## BEGIN DATA FOR PROCESSING
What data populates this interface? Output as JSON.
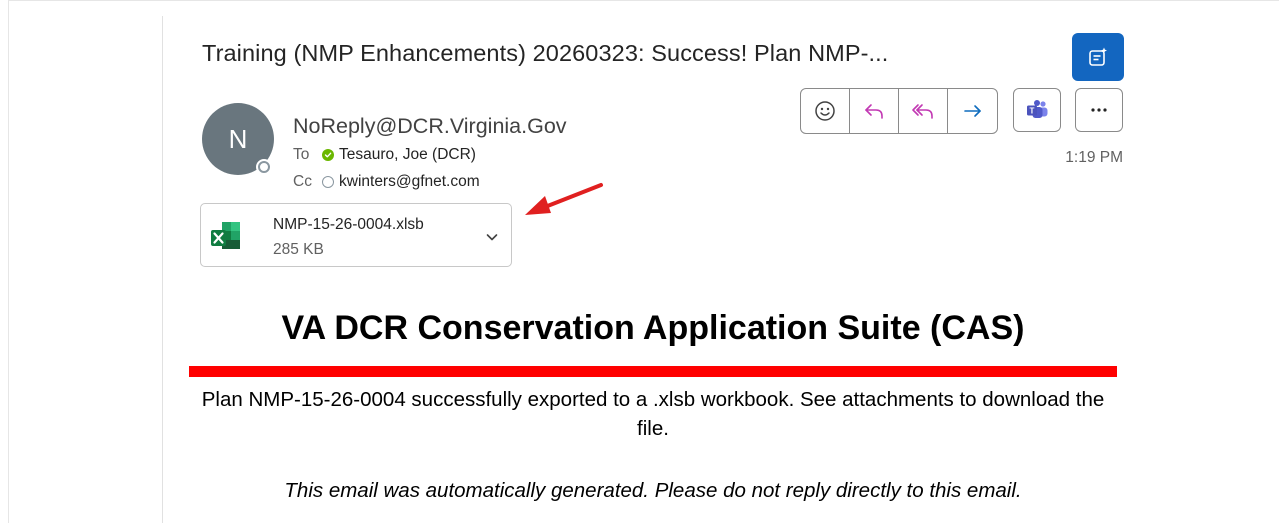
{
  "email": {
    "subject": "Training (NMP Enhancements) 20260323: Success! Plan NMP-...",
    "sender": "NoReply@DCR.Virginia.Gov",
    "avatar_initial": "N",
    "to_label": "To",
    "to_name": "Tesauro, Joe (DCR)",
    "cc_label": "Cc",
    "cc_name": "kwinters@gfnet.com",
    "time": "1:19 PM"
  },
  "attachment": {
    "filename": "NMP-15-26-0004.xlsb",
    "size": "285 KB",
    "icon": "excel-icon"
  },
  "toolbar": {
    "icons": [
      "emoji-icon",
      "reply-icon",
      "reply-all-icon",
      "forward-icon",
      "teams-icon",
      "more-icon"
    ],
    "copilot_icon": "copilot-summary-icon"
  },
  "body": {
    "heading": "VA DCR Conservation Application Suite (CAS)",
    "message": "Plan NMP-15-26-0004 successfully exported to a .xlsb workbook. See attachments to download the file.",
    "footer": "This email was automatically generated. Please do not reply directly to this email."
  },
  "colors": {
    "accent_blue": "#1366c0",
    "red_bar": "#ff0000",
    "presence_green": "#6bb700",
    "avatar_gray": "#69767e",
    "reply_purple": "#c239b3",
    "forward_blue": "#0f6cbd"
  }
}
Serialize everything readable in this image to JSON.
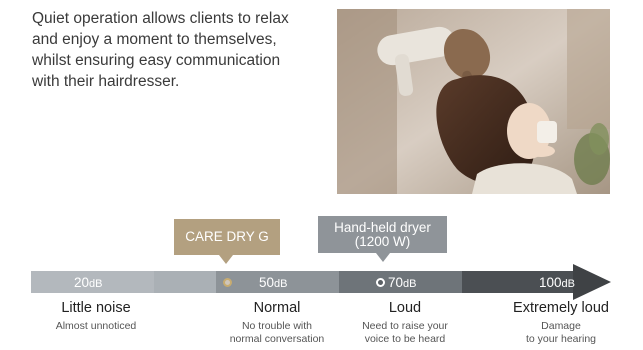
{
  "intro": {
    "lines": [
      "Quiet operation allows clients to relax",
      "and enjoy a moment to themselves,",
      "whilst ensuring easy communication",
      "with their hairdresser."
    ]
  },
  "photo": {
    "alt": "Client relaxing with a drink while hair is dried"
  },
  "scale": {
    "levels": [
      {
        "value": "20",
        "unit": "dB"
      },
      {
        "value": "50",
        "unit": "dB"
      },
      {
        "value": "70",
        "unit": "dB"
      },
      {
        "value": "100",
        "unit": "dB"
      }
    ],
    "colors": {
      "seg1": "#b3b8bd",
      "seg2": "#9aa0a5",
      "seg3": "#7c8287",
      "seg4": "#5d6267",
      "seg5": "#3f4245"
    }
  },
  "markers": {
    "care_dry": {
      "label": "CARE DRY G",
      "color": "#b3a080"
    },
    "hand_held": {
      "label_line1": "Hand-held dryer",
      "label_line2": "(1200 W)",
      "color": "#8f9499"
    }
  },
  "categories": [
    {
      "title": "Little noise",
      "desc_line1": "Almost unnoticed",
      "desc_line2": ""
    },
    {
      "title": "Normal",
      "desc_line1": "No trouble with",
      "desc_line2": "normal conversation"
    },
    {
      "title": "Loud",
      "desc_line1": "Need to raise your",
      "desc_line2": "voice to be heard"
    },
    {
      "title": "Extremely loud",
      "desc_line1": "Damage",
      "desc_line2": "to your hearing"
    }
  ]
}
## END DATA FOR PROCESSING
**PROBLEM STATEMENT:**
Keep the pictures out of the copy and write out the data exactly as it stands.

**WORKED SOLUTION:**
What data populates this interface? Output as JSON.
{
  "email": {
    "subject": "Training (NMP Enhancements) 20260323: Success! Plan NMP-...",
    "sender": "NoReply@DCR.Virginia.Gov",
    "avatar_initial": "N",
    "to_label": "To",
    "to_name": "Tesauro, Joe (DCR)",
    "cc_label": "Cc",
    "cc_name": "kwinters@gfnet.com",
    "time": "1:19 PM"
  },
  "attachment": {
    "filename": "NMP-15-26-0004.xlsb",
    "size": "285 KB",
    "icon": "excel-icon"
  },
  "toolbar": {
    "icons": [
      "emoji-icon",
      "reply-icon",
      "reply-all-icon",
      "forward-icon",
      "teams-icon",
      "more-icon"
    ],
    "copilot_icon": "copilot-summary-icon"
  },
  "body": {
    "heading": "VA DCR Conservation Application Suite (CAS)",
    "message": "Plan NMP-15-26-0004 successfully exported to a .xlsb workbook. See attachments to download the file.",
    "footer": "This email was automatically generated. Please do not reply directly to this email."
  },
  "colors": {
    "accent_blue": "#1366c0",
    "red_bar": "#ff0000",
    "presence_green": "#6bb700",
    "avatar_gray": "#69767e",
    "reply_purple": "#c239b3",
    "forward_blue": "#0f6cbd"
  }
}
Serialize everything readable in this image to JSON.
{
  "intro": {
    "lines": [
      "Quiet operation allows clients to relax",
      "and enjoy a moment to themselves,",
      "whilst ensuring easy communication",
      "with their hairdresser."
    ]
  },
  "photo": {
    "alt": "Client relaxing with a drink while hair is dried"
  },
  "scale": {
    "levels": [
      {
        "value": "20",
        "unit": "dB"
      },
      {
        "value": "50",
        "unit": "dB"
      },
      {
        "value": "70",
        "unit": "dB"
      },
      {
        "value": "100",
        "unit": "dB"
      }
    ],
    "colors": {
      "seg1": "#b3b8bd",
      "seg2": "#9aa0a5",
      "seg3": "#7c8287",
      "seg4": "#5d6267",
      "seg5": "#3f4245"
    }
  },
  "markers": {
    "care_dry": {
      "label": "CARE DRY G",
      "color": "#b3a080"
    },
    "hand_held": {
      "label_line1": "Hand-held dryer",
      "label_line2": "(1200 W)",
      "color": "#8f9499"
    }
  },
  "categories": [
    {
      "title": "Little noise",
      "desc_line1": "Almost unnoticed",
      "desc_line2": ""
    },
    {
      "title": "Normal",
      "desc_line1": "No trouble with",
      "desc_line2": "normal conversation"
    },
    {
      "title": "Loud",
      "desc_line1": "Need to raise your",
      "desc_line2": "voice to be heard"
    },
    {
      "title": "Extremely loud",
      "desc_line1": "Damage",
      "desc_line2": "to your hearing"
    }
  ]
}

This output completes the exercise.